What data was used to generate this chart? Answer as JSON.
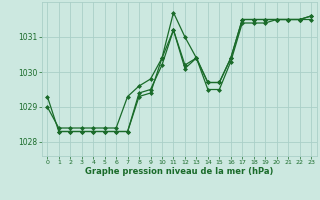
{
  "bg_color": "#cce8e0",
  "grid_color": "#aacfc8",
  "line_color": "#1a6b2a",
  "text_color": "#1a6b2a",
  "xlabel": "Graphe pression niveau de la mer (hPa)",
  "ylim": [
    1027.6,
    1032.0
  ],
  "xlim": [
    -0.5,
    23.5
  ],
  "yticks": [
    1028,
    1029,
    1030,
    1031
  ],
  "xticks": [
    0,
    1,
    2,
    3,
    4,
    5,
    6,
    7,
    8,
    9,
    10,
    11,
    12,
    13,
    14,
    15,
    16,
    17,
    18,
    19,
    20,
    21,
    22,
    23
  ],
  "series": [
    {
      "x": [
        0,
        1,
        2,
        3,
        4,
        5,
        6,
        7,
        8,
        9,
        10,
        11,
        12,
        13,
        14,
        15,
        16,
        17,
        18,
        19,
        20,
        21,
        22,
        23
      ],
      "y": [
        1029.3,
        1028.3,
        1028.3,
        1028.3,
        1028.3,
        1028.3,
        1028.3,
        1028.3,
        1029.3,
        1029.4,
        1030.4,
        1031.7,
        1031.0,
        1030.4,
        1029.7,
        1029.7,
        1030.4,
        1031.5,
        1031.5,
        1031.5,
        1031.5,
        1031.5,
        1031.5,
        1031.5
      ]
    },
    {
      "x": [
        1,
        2,
        3,
        4,
        5,
        6,
        7,
        8,
        9,
        10,
        11,
        12,
        13,
        14,
        15,
        16,
        17,
        18,
        19,
        20,
        21,
        22,
        23
      ],
      "y": [
        1028.3,
        1028.3,
        1028.3,
        1028.3,
        1028.3,
        1028.3,
        1028.3,
        1029.4,
        1029.5,
        1030.2,
        1031.2,
        1030.1,
        1030.4,
        1029.7,
        1029.7,
        1030.4,
        1031.5,
        1031.5,
        1031.5,
        1031.5,
        1031.5,
        1031.5,
        1031.6
      ]
    },
    {
      "x": [
        0,
        1,
        2,
        3,
        4,
        5,
        6,
        7,
        8,
        9,
        10,
        11,
        12,
        13,
        14,
        15,
        16,
        17,
        18,
        19,
        20,
        21,
        22,
        23
      ],
      "y": [
        1029.0,
        1028.4,
        1028.4,
        1028.4,
        1028.4,
        1028.4,
        1028.4,
        1029.3,
        1029.6,
        1029.8,
        1030.4,
        1031.2,
        1030.2,
        1030.4,
        1029.5,
        1029.5,
        1030.3,
        1031.4,
        1031.4,
        1031.4,
        1031.5,
        1031.5,
        1031.5,
        1031.6
      ]
    }
  ]
}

○ ○ ○

**EXERCISE GOAL:**
Reproduce the whole listing above word for word, but not its pictures.

**WRITTEN ANSWER:**
What data was used to generate this chart? Answer as JSON.
{
  "bg_color": "#cce8e0",
  "grid_color": "#aacfc8",
  "line_color": "#1a6b2a",
  "text_color": "#1a6b2a",
  "xlabel": "Graphe pression niveau de la mer (hPa)",
  "ylim": [
    1027.6,
    1032.0
  ],
  "xlim": [
    -0.5,
    23.5
  ],
  "yticks": [
    1028,
    1029,
    1030,
    1031
  ],
  "xticks": [
    0,
    1,
    2,
    3,
    4,
    5,
    6,
    7,
    8,
    9,
    10,
    11,
    12,
    13,
    14,
    15,
    16,
    17,
    18,
    19,
    20,
    21,
    22,
    23
  ],
  "series": [
    {
      "x": [
        0,
        1,
        2,
        3,
        4,
        5,
        6,
        7,
        8,
        9,
        10,
        11,
        12,
        13,
        14,
        15,
        16,
        17,
        18,
        19,
        20,
        21,
        22,
        23
      ],
      "y": [
        1029.3,
        1028.3,
        1028.3,
        1028.3,
        1028.3,
        1028.3,
        1028.3,
        1028.3,
        1029.3,
        1029.4,
        1030.4,
        1031.7,
        1031.0,
        1030.4,
        1029.7,
        1029.7,
        1030.4,
        1031.5,
        1031.5,
        1031.5,
        1031.5,
        1031.5,
        1031.5,
        1031.5
      ]
    },
    {
      "x": [
        1,
        2,
        3,
        4,
        5,
        6,
        7,
        8,
        9,
        10,
        11,
        12,
        13,
        14,
        15,
        16,
        17,
        18,
        19,
        20,
        21,
        22,
        23
      ],
      "y": [
        1028.3,
        1028.3,
        1028.3,
        1028.3,
        1028.3,
        1028.3,
        1028.3,
        1029.4,
        1029.5,
        1030.2,
        1031.2,
        1030.1,
        1030.4,
        1029.7,
        1029.7,
        1030.4,
        1031.5,
        1031.5,
        1031.5,
        1031.5,
        1031.5,
        1031.5,
        1031.6
      ]
    },
    {
      "x": [
        0,
        1,
        2,
        3,
        4,
        5,
        6,
        7,
        8,
        9,
        10,
        11,
        12,
        13,
        14,
        15,
        16,
        17,
        18,
        19,
        20,
        21,
        22,
        23
      ],
      "y": [
        1029.0,
        1028.4,
        1028.4,
        1028.4,
        1028.4,
        1028.4,
        1028.4,
        1029.3,
        1029.6,
        1029.8,
        1030.4,
        1031.2,
        1030.2,
        1030.4,
        1029.5,
        1029.5,
        1030.3,
        1031.4,
        1031.4,
        1031.4,
        1031.5,
        1031.5,
        1031.5,
        1031.6
      ]
    }
  ]
}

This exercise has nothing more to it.